Your goal: Pictures don't belong in the copy; print all the records exactly.

── Input rows ──

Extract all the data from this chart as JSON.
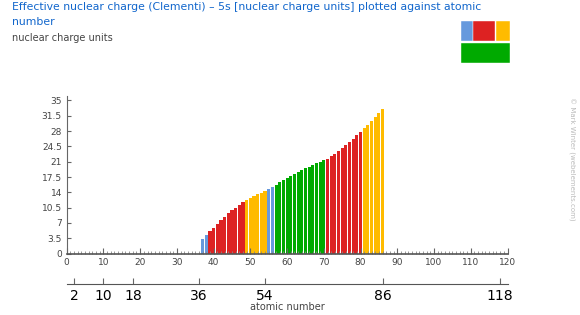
{
  "title_line1": "Effective nuclear charge (Clementi) – 5s [nuclear charge units] plotted against atomic",
  "title_line2": "number",
  "ylabel": "nuclear charge units",
  "xlabel": "atomic number",
  "background_color": "#ffffff",
  "title_color": "#1166cc",
  "xlim": [
    0,
    120
  ],
  "ylim": [
    0,
    36
  ],
  "yticks": [
    0,
    3.5,
    7,
    10.5,
    14,
    17.5,
    21,
    24.5,
    28,
    31.5,
    35
  ],
  "xticks_major": [
    0,
    10,
    20,
    30,
    40,
    50,
    60,
    70,
    80,
    90,
    100,
    110,
    120
  ],
  "xticks_period": [
    2,
    10,
    18,
    36,
    54,
    86,
    118
  ],
  "watermark": "© Mark Winter (webelements.com)",
  "zeff_5s": {
    "37": 3.31,
    "38": 4.21,
    "39": 5.07,
    "40": 5.9,
    "41": 6.76,
    "42": 7.63,
    "43": 8.45,
    "44": 9.22,
    "45": 9.95,
    "46": 10.52,
    "47": 11.18,
    "48": 11.88,
    "49": 12.28,
    "50": 12.72,
    "51": 13.12,
    "52": 13.51,
    "53": 13.93,
    "54": 14.36,
    "55": 14.79,
    "56": 15.24,
    "57": 15.73,
    "58": 16.26,
    "59": 16.78,
    "60": 17.28,
    "61": 17.76,
    "62": 18.22,
    "63": 18.66,
    "64": 19.07,
    "65": 19.46,
    "66": 19.84,
    "67": 20.22,
    "68": 20.6,
    "69": 20.97,
    "70": 21.33,
    "71": 21.69,
    "72": 22.2,
    "73": 22.83,
    "74": 23.48,
    "75": 24.16,
    "76": 24.86,
    "77": 25.57,
    "78": 26.3,
    "79": 27.04,
    "80": 27.81,
    "81": 28.63,
    "82": 29.47,
    "83": 30.32,
    "84": 31.18,
    "85": 32.06,
    "86": 32.95
  },
  "block_colors": {
    "s": "#6699dd",
    "d": "#dd2222",
    "f": "#00aa00",
    "p": "#ffbb00"
  },
  "s_block": [
    37,
    38,
    55,
    56
  ],
  "d_block": [
    39,
    40,
    41,
    42,
    43,
    44,
    45,
    46,
    47,
    48,
    71,
    72,
    73,
    74,
    75,
    76,
    77,
    78,
    79,
    80
  ],
  "f_block": [
    57,
    58,
    59,
    60,
    61,
    62,
    63,
    64,
    65,
    66,
    67,
    68,
    69,
    70
  ],
  "p_block": [
    49,
    50,
    51,
    52,
    53,
    54,
    81,
    82,
    83,
    84,
    85,
    86
  ]
}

───

Complete output:
Extract all the data from this chart as JSON.
{
  "title_line1": "Effective nuclear charge (Clementi) – 5s [nuclear charge units] plotted against atomic",
  "title_line2": "number",
  "ylabel": "nuclear charge units",
  "xlabel": "atomic number",
  "background_color": "#ffffff",
  "title_color": "#1166cc",
  "xlim": [
    0,
    120
  ],
  "ylim": [
    0,
    36
  ],
  "yticks": [
    0,
    3.5,
    7,
    10.5,
    14,
    17.5,
    21,
    24.5,
    28,
    31.5,
    35
  ],
  "xticks_major": [
    0,
    10,
    20,
    30,
    40,
    50,
    60,
    70,
    80,
    90,
    100,
    110,
    120
  ],
  "xticks_period": [
    2,
    10,
    18,
    36,
    54,
    86,
    118
  ],
  "watermark": "© Mark Winter (webelements.com)",
  "zeff_5s": {
    "37": 3.31,
    "38": 4.21,
    "39": 5.07,
    "40": 5.9,
    "41": 6.76,
    "42": 7.63,
    "43": 8.45,
    "44": 9.22,
    "45": 9.95,
    "46": 10.52,
    "47": 11.18,
    "48": 11.88,
    "49": 12.28,
    "50": 12.72,
    "51": 13.12,
    "52": 13.51,
    "53": 13.93,
    "54": 14.36,
    "55": 14.79,
    "56": 15.24,
    "57": 15.73,
    "58": 16.26,
    "59": 16.78,
    "60": 17.28,
    "61": 17.76,
    "62": 18.22,
    "63": 18.66,
    "64": 19.07,
    "65": 19.46,
    "66": 19.84,
    "67": 20.22,
    "68": 20.6,
    "69": 20.97,
    "70": 21.33,
    "71": 21.69,
    "72": 22.2,
    "73": 22.83,
    "74": 23.48,
    "75": 24.16,
    "76": 24.86,
    "77": 25.57,
    "78": 26.3,
    "79": 27.04,
    "80": 27.81,
    "81": 28.63,
    "82": 29.47,
    "83": 30.32,
    "84": 31.18,
    "85": 32.06,
    "86": 32.95
  },
  "block_colors": {
    "s": "#6699dd",
    "d": "#dd2222",
    "f": "#00aa00",
    "p": "#ffbb00"
  },
  "s_block": [
    37,
    38,
    55,
    56
  ],
  "d_block": [
    39,
    40,
    41,
    42,
    43,
    44,
    45,
    46,
    47,
    48,
    71,
    72,
    73,
    74,
    75,
    76,
    77,
    78,
    79,
    80
  ],
  "f_block": [
    57,
    58,
    59,
    60,
    61,
    62,
    63,
    64,
    65,
    66,
    67,
    68,
    69,
    70
  ],
  "p_block": [
    49,
    50,
    51,
    52,
    53,
    54,
    81,
    82,
    83,
    84,
    85,
    86
  ]
}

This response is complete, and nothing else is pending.